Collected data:

⁂

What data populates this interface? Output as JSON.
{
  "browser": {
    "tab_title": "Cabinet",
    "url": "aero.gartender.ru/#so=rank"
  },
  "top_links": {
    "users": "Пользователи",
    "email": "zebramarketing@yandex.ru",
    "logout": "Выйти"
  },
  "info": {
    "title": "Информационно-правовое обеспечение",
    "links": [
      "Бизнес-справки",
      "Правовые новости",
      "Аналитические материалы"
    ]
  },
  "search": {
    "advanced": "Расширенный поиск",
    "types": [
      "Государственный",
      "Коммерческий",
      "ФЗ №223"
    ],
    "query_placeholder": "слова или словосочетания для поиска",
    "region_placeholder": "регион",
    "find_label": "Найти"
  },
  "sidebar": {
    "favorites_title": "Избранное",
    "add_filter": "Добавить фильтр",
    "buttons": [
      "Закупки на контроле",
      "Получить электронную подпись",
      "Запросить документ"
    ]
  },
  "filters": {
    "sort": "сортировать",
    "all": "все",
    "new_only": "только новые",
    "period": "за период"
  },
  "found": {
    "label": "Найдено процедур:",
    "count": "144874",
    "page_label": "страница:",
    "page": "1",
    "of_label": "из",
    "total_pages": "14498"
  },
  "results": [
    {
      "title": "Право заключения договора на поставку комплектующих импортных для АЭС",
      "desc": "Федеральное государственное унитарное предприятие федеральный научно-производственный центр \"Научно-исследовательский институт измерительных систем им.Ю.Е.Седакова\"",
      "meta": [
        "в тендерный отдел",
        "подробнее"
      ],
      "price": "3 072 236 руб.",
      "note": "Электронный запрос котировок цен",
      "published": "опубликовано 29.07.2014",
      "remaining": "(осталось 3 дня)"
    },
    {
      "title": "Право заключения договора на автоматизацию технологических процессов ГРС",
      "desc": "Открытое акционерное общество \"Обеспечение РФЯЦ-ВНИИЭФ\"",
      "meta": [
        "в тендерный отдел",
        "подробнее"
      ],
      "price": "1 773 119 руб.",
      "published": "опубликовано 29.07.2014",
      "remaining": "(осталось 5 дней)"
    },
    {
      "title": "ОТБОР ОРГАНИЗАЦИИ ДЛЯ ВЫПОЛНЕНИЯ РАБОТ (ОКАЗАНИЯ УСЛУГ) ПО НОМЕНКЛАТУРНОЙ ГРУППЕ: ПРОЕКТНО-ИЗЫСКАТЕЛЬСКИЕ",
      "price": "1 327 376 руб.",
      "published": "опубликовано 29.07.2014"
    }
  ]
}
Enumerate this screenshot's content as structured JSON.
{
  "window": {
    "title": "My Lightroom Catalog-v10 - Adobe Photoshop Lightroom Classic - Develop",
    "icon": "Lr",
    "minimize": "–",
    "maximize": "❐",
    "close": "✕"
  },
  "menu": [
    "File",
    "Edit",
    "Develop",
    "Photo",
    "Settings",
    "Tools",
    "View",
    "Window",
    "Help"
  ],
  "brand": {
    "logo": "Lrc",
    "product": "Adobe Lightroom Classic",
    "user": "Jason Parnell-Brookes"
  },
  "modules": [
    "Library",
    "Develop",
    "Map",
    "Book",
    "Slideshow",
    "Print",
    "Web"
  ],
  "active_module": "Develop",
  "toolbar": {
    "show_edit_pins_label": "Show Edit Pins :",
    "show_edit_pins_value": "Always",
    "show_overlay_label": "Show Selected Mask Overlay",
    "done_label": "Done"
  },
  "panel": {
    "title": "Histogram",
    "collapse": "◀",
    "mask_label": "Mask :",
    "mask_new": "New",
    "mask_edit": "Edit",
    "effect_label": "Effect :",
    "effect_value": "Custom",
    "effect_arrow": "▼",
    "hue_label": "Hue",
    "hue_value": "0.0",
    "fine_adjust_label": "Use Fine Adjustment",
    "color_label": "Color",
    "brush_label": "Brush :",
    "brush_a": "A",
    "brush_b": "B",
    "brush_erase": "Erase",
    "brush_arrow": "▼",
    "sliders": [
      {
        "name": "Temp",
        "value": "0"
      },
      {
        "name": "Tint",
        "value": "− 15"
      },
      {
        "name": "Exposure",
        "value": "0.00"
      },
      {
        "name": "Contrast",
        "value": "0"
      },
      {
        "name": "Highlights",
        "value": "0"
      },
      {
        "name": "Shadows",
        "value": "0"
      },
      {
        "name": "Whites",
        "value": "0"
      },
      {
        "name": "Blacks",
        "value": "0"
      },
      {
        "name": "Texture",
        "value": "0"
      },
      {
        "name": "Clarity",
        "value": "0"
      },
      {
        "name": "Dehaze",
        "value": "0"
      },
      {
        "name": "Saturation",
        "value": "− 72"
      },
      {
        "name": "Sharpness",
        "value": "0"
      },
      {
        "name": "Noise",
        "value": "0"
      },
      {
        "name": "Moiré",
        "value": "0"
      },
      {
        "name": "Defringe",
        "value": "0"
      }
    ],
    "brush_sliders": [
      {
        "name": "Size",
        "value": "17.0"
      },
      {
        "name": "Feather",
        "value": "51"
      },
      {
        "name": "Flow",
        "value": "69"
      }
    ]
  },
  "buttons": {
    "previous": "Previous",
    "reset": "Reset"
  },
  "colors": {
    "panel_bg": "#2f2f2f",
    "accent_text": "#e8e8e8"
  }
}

⁂

_WORK INSTRUCTIONS_
Copy all the records above precisely.

_COMPLETE OUTPUT_
What data populates this interface? Output as JSON.
{
  "browser": {
    "tab_title": "Cabinet",
    "url": "aero.gartender.ru/#so=rank"
  },
  "top_links": {
    "users": "Пользователи",
    "email": "zebramarketing@yandex.ru",
    "logout": "Выйти"
  },
  "info": {
    "title": "Информационно-правовое обеспечение",
    "links": [
      "Бизнес-справки",
      "Правовые новости",
      "Аналитические материалы"
    ]
  },
  "search": {
    "advanced": "Расширенный поиск",
    "types": [
      "Государственный",
      "Коммерческий",
      "ФЗ №223"
    ],
    "query_placeholder": "слова или словосочетания для поиска",
    "region_placeholder": "регион",
    "find_label": "Найти"
  },
  "sidebar": {
    "favorites_title": "Избранное",
    "add_filter": "Добавить фильтр",
    "buttons": [
      "Закупки на контроле",
      "Получить электронную подпись",
      "Запросить документ"
    ]
  },
  "filters": {
    "sort": "сортировать",
    "all": "все",
    "new_only": "только новые",
    "period": "за период"
  },
  "found": {
    "label": "Найдено процедур:",
    "count": "144874",
    "page_label": "страница:",
    "page": "1",
    "of_label": "из",
    "total_pages": "14498"
  },
  "results": [
    {
      "title": "Право заключения договора на поставку комплектующих импортных для АЭС",
      "desc": "Федеральное государственное унитарное предприятие федеральный научно-производственный центр \"Научно-исследовательский институт измерительных систем им.Ю.Е.Седакова\"",
      "meta": [
        "в тендерный отдел",
        "подробнее"
      ],
      "price": "3 072 236 руб.",
      "note": "Электронный запрос котировок цен",
      "published": "опубликовано 29.07.2014",
      "remaining": "(осталось 3 дня)"
    },
    {
      "title": "Право заключения договора на автоматизацию технологических процессов ГРС",
      "desc": "Открытое акционерное общество \"Обеспечение РФЯЦ-ВНИИЭФ\"",
      "meta": [
        "в тендерный отдел",
        "подробнее"
      ],
      "price": "1 773 119 руб.",
      "published": "опубликовано 29.07.2014",
      "remaining": "(осталось 5 дней)"
    },
    {
      "title": "ОТБОР ОРГАНИЗАЦИИ ДЛЯ ВЫПОЛНЕНИЯ РАБОТ (ОКАЗАНИЯ УСЛУГ) ПО НОМЕНКЛАТУРНОЙ ГРУППЕ: ПРОЕКТНО-ИЗЫСКАТЕЛЬСКИЕ",
      "price": "1 327 376 руб.",
      "published": "опубликовано 29.07.2014"
    }
  ]
}
Enumerate this screenshot's content as structured JSON.
{
  "window": {
    "title": "My Lightroom Catalog-v10 - Adobe Photoshop Lightroom Classic - Develop",
    "icon": "Lr",
    "minimize": "–",
    "maximize": "❐",
    "close": "✕"
  },
  "menu": [
    "File",
    "Edit",
    "Develop",
    "Photo",
    "Settings",
    "Tools",
    "View",
    "Window",
    "Help"
  ],
  "brand": {
    "logo": "Lrc",
    "product": "Adobe Lightroom Classic",
    "user": "Jason Parnell-Brookes"
  },
  "modules": [
    "Library",
    "Develop",
    "Map",
    "Book",
    "Slideshow",
    "Print",
    "Web"
  ],
  "active_module": "Develop",
  "toolbar": {
    "show_edit_pins_label": "Show Edit Pins :",
    "show_edit_pins_value": "Always",
    "show_overlay_label": "Show Selected Mask Overlay",
    "done_label": "Done"
  },
  "panel": {
    "title": "Histogram",
    "collapse": "◀",
    "mask_label": "Mask :",
    "mask_new": "New",
    "mask_edit": "Edit",
    "effect_label": "Effect :",
    "effect_value": "Custom",
    "effect_arrow": "▼",
    "hue_label": "Hue",
    "hue_value": "0.0",
    "fine_adjust_label": "Use Fine Adjustment",
    "color_label": "Color",
    "brush_label": "Brush :",
    "brush_a": "A",
    "brush_b": "B",
    "brush_erase": "Erase",
    "brush_arrow": "▼",
    "sliders": [
      {
        "name": "Temp",
        "value": "0"
      },
      {
        "name": "Tint",
        "value": "− 15"
      },
      {
        "name": "Exposure",
        "value": "0.00"
      },
      {
        "name": "Contrast",
        "value": "0"
      },
      {
        "name": "Highlights",
        "value": "0"
      },
      {
        "name": "Shadows",
        "value": "0"
      },
      {
        "name": "Whites",
        "value": "0"
      },
      {
        "name": "Blacks",
        "value": "0"
      },
      {
        "name": "Texture",
        "value": "0"
      },
      {
        "name": "Clarity",
        "value": "0"
      },
      {
        "name": "Dehaze",
        "value": "0"
      },
      {
        "name": "Saturation",
        "value": "− 72"
      },
      {
        "name": "Sharpness",
        "value": "0"
      },
      {
        "name": "Noise",
        "value": "0"
      },
      {
        "name": "Moiré",
        "value": "0"
      },
      {
        "name": "Defringe",
        "value": "0"
      }
    ],
    "brush_sliders": [
      {
        "name": "Size",
        "value": "17.0"
      },
      {
        "name": "Feather",
        "value": "51"
      },
      {
        "name": "Flow",
        "value": "69"
      }
    ]
  },
  "buttons": {
    "previous": "Previous",
    "reset": "Reset"
  },
  "colors": {
    "panel_bg": "#2f2f2f",
    "accent_text": "#e8e8e8"
  }
}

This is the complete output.